> _WHAT TO WORK ON_
Everything in the listing except the pictures should be written out exactly.

> _Items from a dataset_
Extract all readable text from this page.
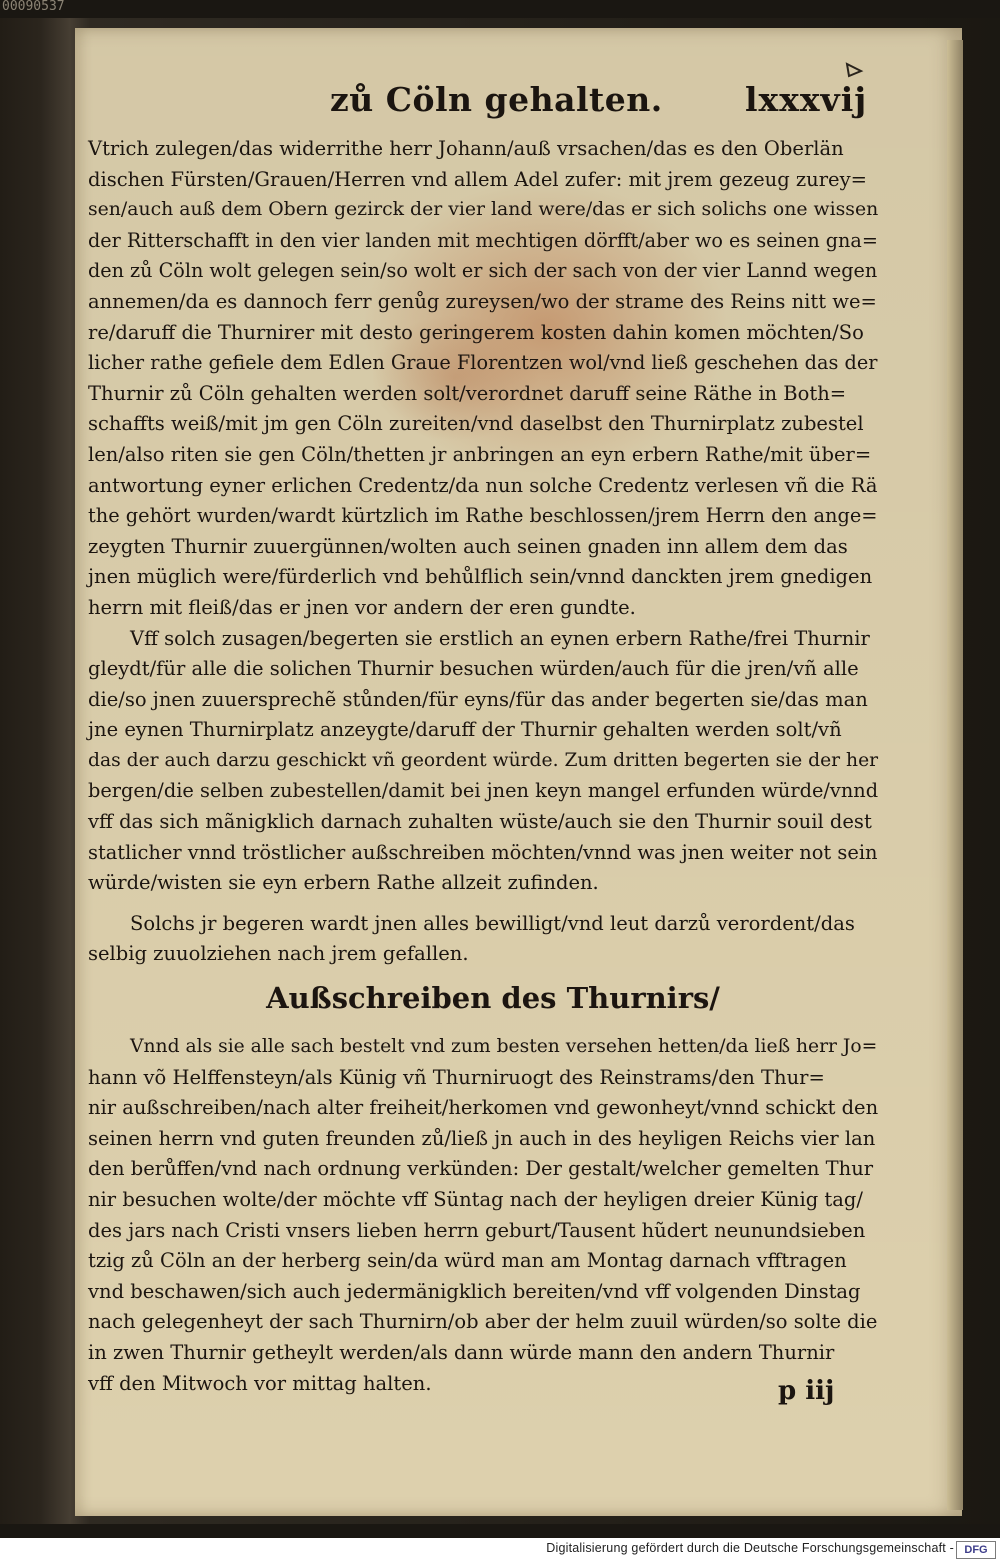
00090537
zů Cöln gehalten. lxxxvij
Vtrich zulegen/das widerrithe herr Johann/auß vrsachen/das es den Oberlän
dischen Fürsten/Grauen/Herren vnd allem Adel zufer: mit jrem gezeug zurey=
sen/auch auß dem Obern gezirck der vier land were/das er sich solichs one wissen
der Ritterschafft in den vier landen mit mechtigen dörfft/aber wo es seinen gna=
den zů Cöln wolt gelegen sein/so wolt er sich der sach von der vier Lannd wegen
annemen/da es dannoch ferr genůg zureysen/wo der strame des Reins nitt we=
re/daruff die Thurnirer mit desto geringerem kosten dahin komen möchten/So
licher rathe gefiele dem Edlen Graue Florentzen wol/vnd ließ geschehen das der
Thurnir zů Cöln gehalten werden solt/verordnet daruff seine Räthe in Both=
schaffts weiß/mit jm gen Cöln zureiten/vnd daselbst den Thurnirplatz zubestel
len/also riten sie gen Cöln/thetten jr anbringen an eyn erbern Rathe/mit über=
antwortung eyner erlichen Credentz/da nun solche Credentz verlesen vñ die Rä
the gehört wurden/wardt kürtzlich im Rathe beschlossen/jrem Herrn den ange=
zeygten Thurnir zuuergünnen/wolten auch seinen gnaden inn allem dem das
jnen müglich were/fürderlich vnd behůlflich sein/vnnd danckten jrem gnedigen
herrn mit fleiß/das er jnen vor andern der eren gundte.
Vff solch zusagen/begerten sie erstlich an eynen erbern Rathe/frei Thurnir
gleydt/für alle die solichen Thurnir besuchen würden/auch für die jren/vñ alle
die/so jnen zuuersprechẽ stůnden/für eyns/für das ander begerten sie/das man
jne eynen Thurnirplatz anzeygte/daruff der Thurnir gehalten werden solt/vñ
das der auch darzu geschickt vñ geordent würde. Zum dritten begerten sie der her
bergen/die selben zubestellen/damit bei jnen keyn mangel erfunden würde/vnnd
vff das sich mãnigklich darnach zuhalten wüste/auch sie den Thurnir souil dest
statlicher vnnd tröstlicher außschreiben möchten/vnnd was jnen weiter not sein
würde/wisten sie eyn erbern Rathe allzeit zufinden.
Solchs jr begeren wardt jnen alles bewilligt/vnd leut darzů verordent/das
selbig zuuolziehen nach jrem gefallen.
Außschreiben des Thurnirs/
Vnnd als sie alle sach bestelt vnd zum besten versehen hetten/da ließ herr Jo=
hann võ Helffensteyn/als Künig vñ Thurniruogt des Reinstrams/den Thur=
nir außschreiben/nach alter freiheit/herkomen vnd gewonheyt/vnnd schickt den
seinen herrn vnd guten freunden zů/ließ jn auch in des heyligen Reichs vier lan
den berůffen/vnd nach ordnung verkünden: Der gestalt/welcher gemelten Thur
nir besuchen wolte/der möchte vff Süntag nach der heyligen dreier Künig tag/
des jars nach Cristi vnsers lieben herrn geburt/Tausent hũdert neunundsieben
tzig zů Cöln an der herberg sein/da würd man am Montag darnach vfftragen
vnd beschawen/sich auch jedermänigklich bereiten/vnd vff volgenden Dinstag
nach gelegenheyt der sach Thurnirn/ob aber der helm zuuil würden/so solte die
in zwen Thurnir getheylt werden/als dann würde mann den andern Thurnir
vff den Mitwoch vor mittag halten.	p iij
Digitalisierung gefördert durch die Deutsche Forschungsgemeinschaft - DFG
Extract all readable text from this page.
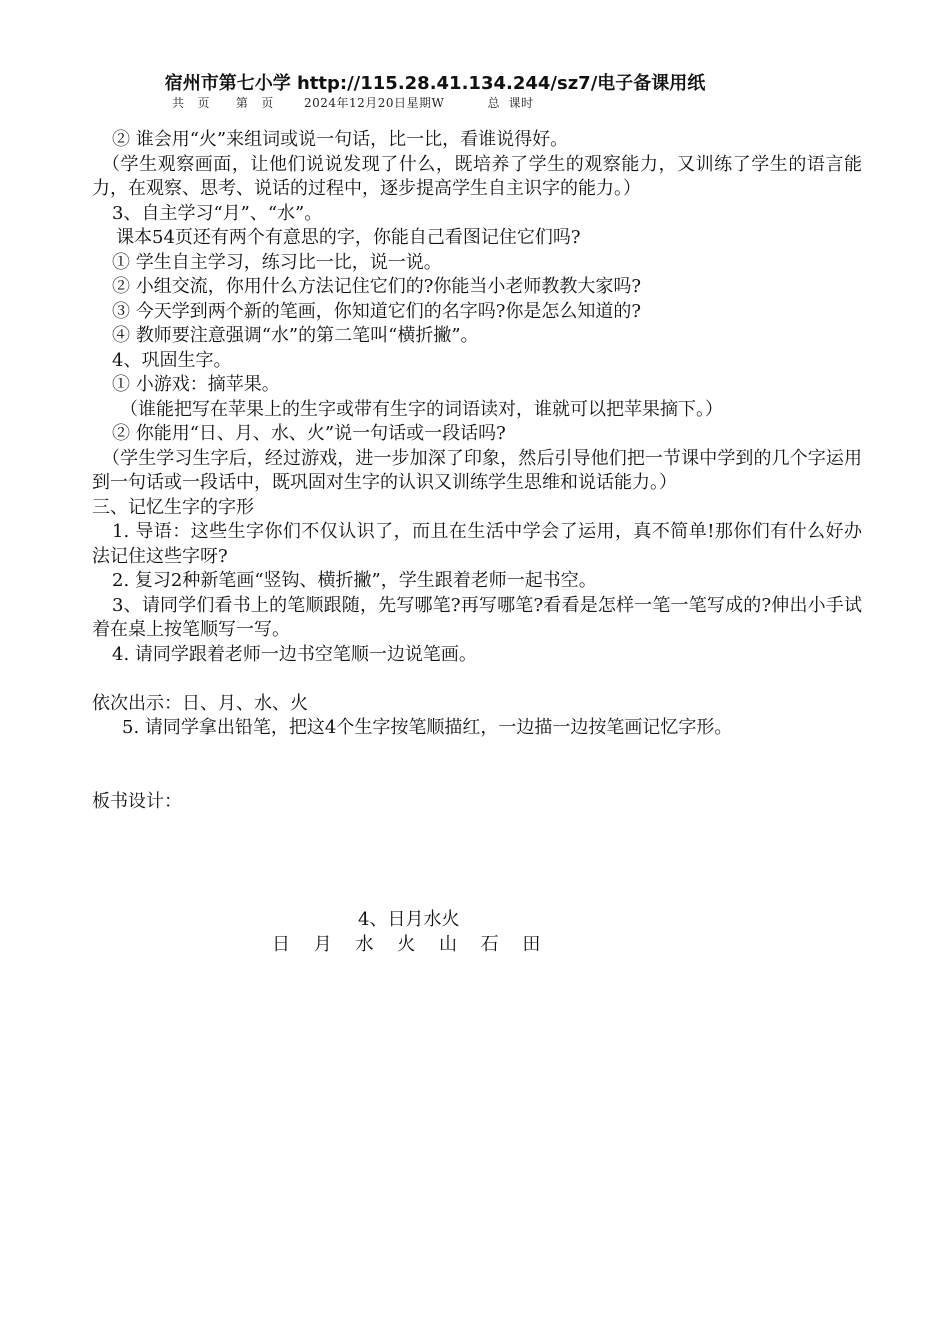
宿州市第七小学 http://115.28.41.134.244/sz7/电子备课用纸
共   页      第   页       2024年12月20日星期W          总  课时
② 谁会用“火”来组词或说一句话，比一比，看谁说得好。
（学生观察画面，让他们说说发现了什么，既培养了学生的观察能力，又训练了学生的语言能力，在观察、思考、说话的过程中，逐步提高学生自主识字的能力。）
3、自主学习“月”、“水”。
课本54页还有两个有意思的字，你能自己看图记住它们吗?
① 学生自主学习，练习比一比，说一说。
② 小组交流，你用什么方法记住它们的?你能当小老师教教大家吗?
③ 今天学到两个新的笔画，你知道它们的名字吗?你是怎么知道的?
④ 教师要注意强调“水”的第二笔叫“横折撇”。
4、巩固生字。
① 小游戏：摘苹果。
（谁能把写在苹果上的生字或带有生字的词语读对，谁就可以把苹果摘下。）
② 你能用“日、月、水、火”说一句话或一段话吗?
（学生学习生字后，经过游戏，进一步加深了印象，然后引导他们把一节课中学到的几个字运用到一句话或一段话中，既巩固对生字的认识又训练学生思维和说话能力。）
三、记忆生字的字形
1. 导语：这些生字你们不仅认识了，而且在生活中学会了运用，真不简单!那你们有什么好办法记住这些字呀?
2. 复习2种新笔画“竖钩、横折撇”，学生跟着老师一起书空。
3、请同学们看书上的笔顺跟随，先写哪笔?再写哪笔?看看是怎样一笔一笔写成的?伸出小手试着在桌上按笔顺写一写。
4. 请同学跟着老师一边书空笔顺一边说笔画。
依次出示：日、月、水、火
5. 请同学拿出铅笔，把这4个生字按笔顺描红，一边描一边按笔画记忆字形。
板书设计：
4、日月水火
日 月 水 火 山 石 田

> _TASK RESULT_
Extract all readable text from this page.
00090537
zů Cöln gehalten. lxxxvij
Vtrich zulegen/das widerrithe herr Johann/auß vrsachen/das es den Oberlän
dischen Fürsten/Grauen/Herren vnd allem Adel zufer: mit jrem gezeug zurey=
sen/auch auß dem Obern gezirck der vier land were/das er sich solichs one wissen
der Ritterschafft in den vier landen mit mechtigen dörfft/aber wo es seinen gna=
den zů Cöln wolt gelegen sein/so wolt er sich der sach von der vier Lannd wegen
annemen/da es dannoch ferr genůg zureysen/wo der strame des Reins nitt we=
re/daruff die Thurnirer mit desto geringerem kosten dahin komen möchten/So
licher rathe gefiele dem Edlen Graue Florentzen wol/vnd ließ geschehen das der
Thurnir zů Cöln gehalten werden solt/verordnet daruff seine Räthe in Both=
schaffts weiß/mit jm gen Cöln zureiten/vnd daselbst den Thurnirplatz zubestel
len/also riten sie gen Cöln/thetten jr anbringen an eyn erbern Rathe/mit über=
antwortung eyner erlichen Credentz/da nun solche Credentz verlesen vñ die Rä
the gehört wurden/wardt kürtzlich im Rathe beschlossen/jrem Herrn den ange=
zeygten Thurnir zuuergünnen/wolten auch seinen gnaden inn allem dem das
jnen müglich were/fürderlich vnd behůlflich sein/vnnd danckten jrem gnedigen
herrn mit fleiß/das er jnen vor andern der eren gundte.
Vff solch zusagen/begerten sie erstlich an eynen erbern Rathe/frei Thurnir
gleydt/für alle die solichen Thurnir besuchen würden/auch für die jren/vñ alle
die/so jnen zuuersprechẽ stůnden/für eyns/für das ander begerten sie/das man
jne eynen Thurnirplatz anzeygte/daruff der Thurnir gehalten werden solt/vñ
das der auch darzu geschickt vñ geordent würde. Zum dritten begerten sie der her
bergen/die selben zubestellen/damit bei jnen keyn mangel erfunden würde/vnnd
vff das sich mãnigklich darnach zuhalten wüste/auch sie den Thurnir souil dest
statlicher vnnd tröstlicher außschreiben möchten/vnnd was jnen weiter not sein
würde/wisten sie eyn erbern Rathe allzeit zufinden.
Solchs jr begeren wardt jnen alles bewilligt/vnd leut darzů verordent/das
selbig zuuolziehen nach jrem gefallen.
Außschreiben des Thurnirs/
Vnnd als sie alle sach bestelt vnd zum besten versehen hetten/da ließ herr Jo=
hann võ Helffensteyn/als Künig vñ Thurniruogt des Reinstrams/den Thur=
nir außschreiben/nach alter freiheit/herkomen vnd gewonheyt/vnnd schickt den
seinen herrn vnd guten freunden zů/ließ jn auch in des heyligen Reichs vier lan
den berůffen/vnd nach ordnung verkünden: Der gestalt/welcher gemelten Thur
nir besuchen wolte/der möchte vff Süntag nach der heyligen dreier Künig tag/
des jars nach Cristi vnsers lieben herrn geburt/Tausent hũdert neunundsieben
tzig zů Cöln an der herberg sein/da würd man am Montag darnach vfftragen
vnd beschawen/sich auch jedermänigklich bereiten/vnd vff volgenden Dinstag
nach gelegenheyt der sach Thurnirn/ob aber der helm zuuil würden/so solte die
in zwen Thurnir getheylt werden/als dann würde mann den andern Thurnir
vff den Mitwoch vor mittag halten.	p iij
Digitalisierung gefördert durch die Deutsche Forschungsgemeinschaft - DFG
Extract all readable text from this page.
宿州市第七小学 http://115.28.41.134.244/sz7/电子备课用纸
共   页      第   页       2024年12月20日星期W          总  课时
② 谁会用“火”来组词或说一句话，比一比，看谁说得好。
（学生观察画面，让他们说说发现了什么，既培养了学生的观察能力，又训练了学生的语言能力，在观察、思考、说话的过程中，逐步提高学生自主识字的能力。）
3、自主学习“月”、“水”。
课本54页还有两个有意思的字，你能自己看图记住它们吗?
① 学生自主学习，练习比一比，说一说。
② 小组交流，你用什么方法记住它们的?你能当小老师教教大家吗?
③ 今天学到两个新的笔画，你知道它们的名字吗?你是怎么知道的?
④ 教师要注意强调“水”的第二笔叫“横折撇”。
4、巩固生字。
① 小游戏：摘苹果。
（谁能把写在苹果上的生字或带有生字的词语读对，谁就可以把苹果摘下。）
② 你能用“日、月、水、火”说一句话或一段话吗?
（学生学习生字后，经过游戏，进一步加深了印象，然后引导他们把一节课中学到的几个字运用到一句话或一段话中，既巩固对生字的认识又训练学生思维和说话能力。）
三、记忆生字的字形
1. 导语：这些生字你们不仅认识了，而且在生活中学会了运用，真不简单!那你们有什么好办法记住这些字呀?
2. 复习2种新笔画“竖钩、横折撇”，学生跟着老师一起书空。
3、请同学们看书上的笔顺跟随，先写哪笔?再写哪笔?看看是怎样一笔一笔写成的?伸出小手试着在桌上按笔顺写一写。
4. 请同学跟着老师一边书空笔顺一边说笔画。
依次出示：日、月、水、火
5. 请同学拿出铅笔，把这4个生字按笔顺描红，一边描一边按笔画记忆字形。
板书设计：
4、日月水火
日 月 水 火 山 石 田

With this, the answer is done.